Instruction >> From the records below, extract all the text exactly and leave the images behind.

Source data >>
----

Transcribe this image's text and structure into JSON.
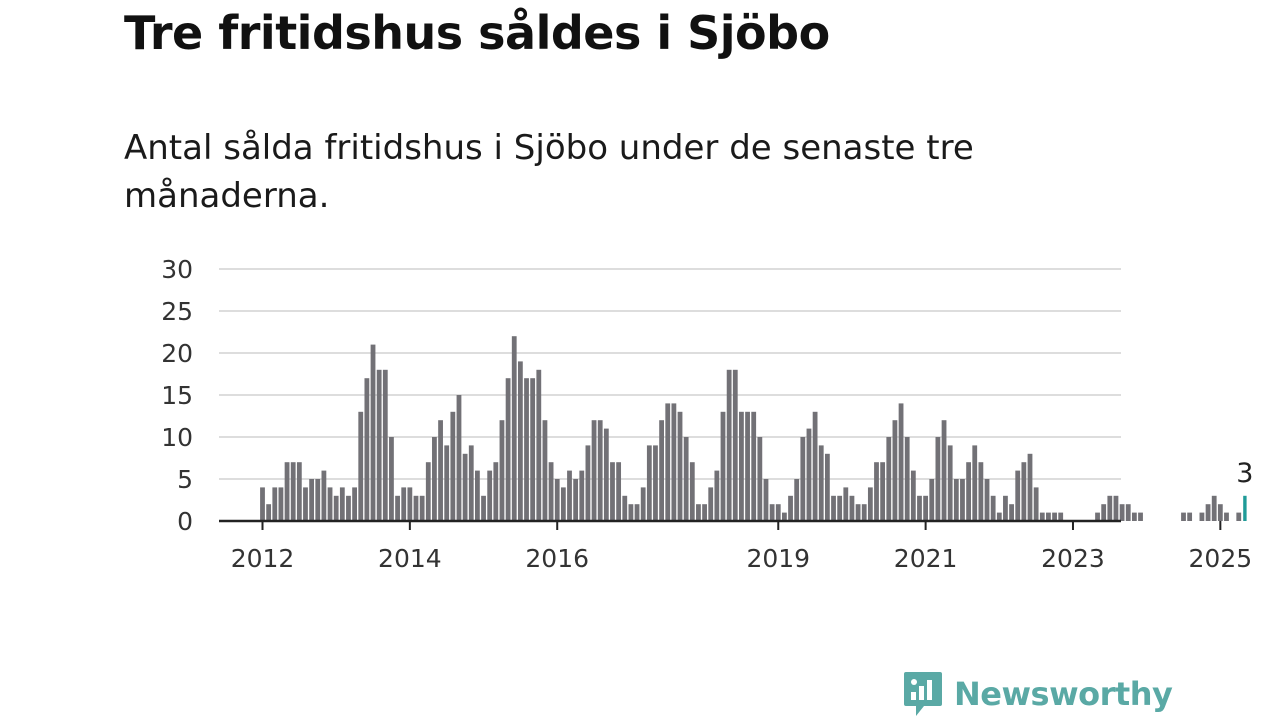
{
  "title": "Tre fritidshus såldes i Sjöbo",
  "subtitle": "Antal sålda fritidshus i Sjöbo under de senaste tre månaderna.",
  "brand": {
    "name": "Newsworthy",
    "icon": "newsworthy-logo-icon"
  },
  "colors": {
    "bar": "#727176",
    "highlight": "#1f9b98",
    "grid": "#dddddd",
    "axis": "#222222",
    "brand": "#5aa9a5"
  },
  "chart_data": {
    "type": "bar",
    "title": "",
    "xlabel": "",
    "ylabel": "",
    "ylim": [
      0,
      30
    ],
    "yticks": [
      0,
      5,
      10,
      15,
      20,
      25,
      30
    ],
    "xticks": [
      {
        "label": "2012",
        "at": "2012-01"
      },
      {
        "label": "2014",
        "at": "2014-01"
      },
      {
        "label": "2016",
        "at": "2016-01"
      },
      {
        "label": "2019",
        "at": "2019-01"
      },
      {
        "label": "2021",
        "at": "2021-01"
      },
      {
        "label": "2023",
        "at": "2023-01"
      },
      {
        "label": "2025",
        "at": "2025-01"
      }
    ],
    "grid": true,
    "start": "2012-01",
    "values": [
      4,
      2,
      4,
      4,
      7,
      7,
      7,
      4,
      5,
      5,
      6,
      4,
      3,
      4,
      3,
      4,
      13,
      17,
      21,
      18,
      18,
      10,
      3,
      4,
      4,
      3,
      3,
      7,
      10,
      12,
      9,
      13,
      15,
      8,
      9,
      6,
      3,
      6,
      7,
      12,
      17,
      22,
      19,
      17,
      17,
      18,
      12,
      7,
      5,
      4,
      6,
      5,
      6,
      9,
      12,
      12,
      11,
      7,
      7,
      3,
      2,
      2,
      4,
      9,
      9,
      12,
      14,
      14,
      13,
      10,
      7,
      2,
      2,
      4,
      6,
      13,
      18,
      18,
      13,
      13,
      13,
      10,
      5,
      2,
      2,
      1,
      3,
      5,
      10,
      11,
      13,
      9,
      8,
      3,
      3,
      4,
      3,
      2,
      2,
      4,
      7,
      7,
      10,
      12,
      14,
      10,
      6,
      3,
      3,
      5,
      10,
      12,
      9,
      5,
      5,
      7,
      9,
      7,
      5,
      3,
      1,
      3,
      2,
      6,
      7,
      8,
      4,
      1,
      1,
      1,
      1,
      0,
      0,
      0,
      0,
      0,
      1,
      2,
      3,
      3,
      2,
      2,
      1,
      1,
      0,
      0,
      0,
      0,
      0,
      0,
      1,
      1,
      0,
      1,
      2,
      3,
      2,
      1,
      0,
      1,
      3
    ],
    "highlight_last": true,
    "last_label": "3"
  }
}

----

Exercise result >>
Transcribe this image's text and structure into JSON.
{
  "title": "Tre fritidshus såldes i Sjöbo",
  "subtitle": "Antal sålda fritidshus i Sjöbo under de senaste tre månaderna.",
  "brand": {
    "name": "Newsworthy",
    "icon": "newsworthy-logo-icon"
  },
  "colors": {
    "bar": "#727176",
    "highlight": "#1f9b98",
    "grid": "#dddddd",
    "axis": "#222222",
    "brand": "#5aa9a5"
  },
  "chart_data": {
    "type": "bar",
    "title": "",
    "xlabel": "",
    "ylabel": "",
    "ylim": [
      0,
      30
    ],
    "yticks": [
      0,
      5,
      10,
      15,
      20,
      25,
      30
    ],
    "xticks": [
      {
        "label": "2012",
        "at": "2012-01"
      },
      {
        "label": "2014",
        "at": "2014-01"
      },
      {
        "label": "2016",
        "at": "2016-01"
      },
      {
        "label": "2019",
        "at": "2019-01"
      },
      {
        "label": "2021",
        "at": "2021-01"
      },
      {
        "label": "2023",
        "at": "2023-01"
      },
      {
        "label": "2025",
        "at": "2025-01"
      }
    ],
    "grid": true,
    "start": "2012-01",
    "values": [
      4,
      2,
      4,
      4,
      7,
      7,
      7,
      4,
      5,
      5,
      6,
      4,
      3,
      4,
      3,
      4,
      13,
      17,
      21,
      18,
      18,
      10,
      3,
      4,
      4,
      3,
      3,
      7,
      10,
      12,
      9,
      13,
      15,
      8,
      9,
      6,
      3,
      6,
      7,
      12,
      17,
      22,
      19,
      17,
      17,
      18,
      12,
      7,
      5,
      4,
      6,
      5,
      6,
      9,
      12,
      12,
      11,
      7,
      7,
      3,
      2,
      2,
      4,
      9,
      9,
      12,
      14,
      14,
      13,
      10,
      7,
      2,
      2,
      4,
      6,
      13,
      18,
      18,
      13,
      13,
      13,
      10,
      5,
      2,
      2,
      1,
      3,
      5,
      10,
      11,
      13,
      9,
      8,
      3,
      3,
      4,
      3,
      2,
      2,
      4,
      7,
      7,
      10,
      12,
      14,
      10,
      6,
      3,
      3,
      5,
      10,
      12,
      9,
      5,
      5,
      7,
      9,
      7,
      5,
      3,
      1,
      3,
      2,
      6,
      7,
      8,
      4,
      1,
      1,
      1,
      1,
      0,
      0,
      0,
      0,
      0,
      1,
      2,
      3,
      3,
      2,
      2,
      1,
      1,
      0,
      0,
      0,
      0,
      0,
      0,
      1,
      1,
      0,
      1,
      2,
      3,
      2,
      1,
      0,
      1,
      3
    ],
    "highlight_last": true,
    "last_label": "3"
  }
}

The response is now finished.